Please return the full listing below without altering anything.

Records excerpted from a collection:
'''

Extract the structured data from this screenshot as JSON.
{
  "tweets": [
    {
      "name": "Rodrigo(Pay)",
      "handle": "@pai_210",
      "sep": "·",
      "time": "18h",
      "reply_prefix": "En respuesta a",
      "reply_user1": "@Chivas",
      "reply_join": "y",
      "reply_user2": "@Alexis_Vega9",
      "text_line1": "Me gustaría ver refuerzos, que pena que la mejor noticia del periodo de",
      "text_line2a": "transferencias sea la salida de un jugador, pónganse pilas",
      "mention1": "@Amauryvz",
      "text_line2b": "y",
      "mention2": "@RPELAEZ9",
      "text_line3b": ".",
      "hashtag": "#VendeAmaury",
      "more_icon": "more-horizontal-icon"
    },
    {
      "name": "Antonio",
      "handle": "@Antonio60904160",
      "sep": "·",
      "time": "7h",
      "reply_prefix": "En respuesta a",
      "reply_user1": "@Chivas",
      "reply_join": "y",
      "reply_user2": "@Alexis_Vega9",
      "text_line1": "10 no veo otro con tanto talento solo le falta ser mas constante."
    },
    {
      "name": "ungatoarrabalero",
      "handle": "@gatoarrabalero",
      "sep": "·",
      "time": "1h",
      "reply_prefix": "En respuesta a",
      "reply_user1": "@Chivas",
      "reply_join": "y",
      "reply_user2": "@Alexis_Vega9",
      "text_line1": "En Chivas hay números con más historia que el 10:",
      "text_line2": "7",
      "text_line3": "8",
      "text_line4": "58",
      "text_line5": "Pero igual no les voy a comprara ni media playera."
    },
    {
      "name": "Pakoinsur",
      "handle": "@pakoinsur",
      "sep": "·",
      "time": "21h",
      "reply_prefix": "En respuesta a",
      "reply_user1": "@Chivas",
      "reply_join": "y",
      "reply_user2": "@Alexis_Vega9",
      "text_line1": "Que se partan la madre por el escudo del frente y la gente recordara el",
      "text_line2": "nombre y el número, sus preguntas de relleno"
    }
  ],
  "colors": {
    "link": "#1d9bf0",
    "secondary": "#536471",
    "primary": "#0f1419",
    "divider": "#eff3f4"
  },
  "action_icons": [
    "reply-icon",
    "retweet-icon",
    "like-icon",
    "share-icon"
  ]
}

'''

EXERCISE SOLUTION:
Extract the structured data from this screenshot as JSON.
{
  "tweets": [
    {
      "name": "Rodrigo(Pay)",
      "handle": "@pai_210",
      "sep": "·",
      "time": "18h",
      "reply_prefix": "En respuesta a",
      "reply_user1": "@Chivas",
      "reply_join": "y",
      "reply_user2": "@Alexis_Vega9",
      "text_line1": "Me gustaría ver refuerzos, que pena que la mejor noticia del periodo de",
      "text_line2a": "transferencias sea la salida de un jugador, pónganse pilas",
      "mention1": "@Amauryvz",
      "text_line2b": "y",
      "mention2": "@RPELAEZ9",
      "text_line3b": ".",
      "hashtag": "#VendeAmaury",
      "more_icon": "more-horizontal-icon"
    },
    {
      "name": "Antonio",
      "handle": "@Antonio60904160",
      "sep": "·",
      "time": "7h",
      "reply_prefix": "En respuesta a",
      "reply_user1": "@Chivas",
      "reply_join": "y",
      "reply_user2": "@Alexis_Vega9",
      "text_line1": "10 no veo otro con tanto talento solo le falta ser mas constante."
    },
    {
      "name": "ungatoarrabalero",
      "handle": "@gatoarrabalero",
      "sep": "·",
      "time": "1h",
      "reply_prefix": "En respuesta a",
      "reply_user1": "@Chivas",
      "reply_join": "y",
      "reply_user2": "@Alexis_Vega9",
      "text_line1": "En Chivas hay números con más historia que el 10:",
      "text_line2": "7",
      "text_line3": "8",
      "text_line4": "58",
      "text_line5": "Pero igual no les voy a comprara ni media playera."
    },
    {
      "name": "Pakoinsur",
      "handle": "@pakoinsur",
      "sep": "·",
      "time": "21h",
      "reply_prefix": "En respuesta a",
      "reply_user1": "@Chivas",
      "reply_join": "y",
      "reply_user2": "@Alexis_Vega9",
      "text_line1": "Que se partan la madre por el escudo del frente y la gente recordara el",
      "text_line2": "nombre y el número, sus preguntas de relleno"
    }
  ],
  "colors": {
    "link": "#1d9bf0",
    "secondary": "#536471",
    "primary": "#0f1419",
    "divider": "#eff3f4"
  },
  "action_icons": [
    "reply-icon",
    "retweet-icon",
    "like-icon",
    "share-icon"
  ]
}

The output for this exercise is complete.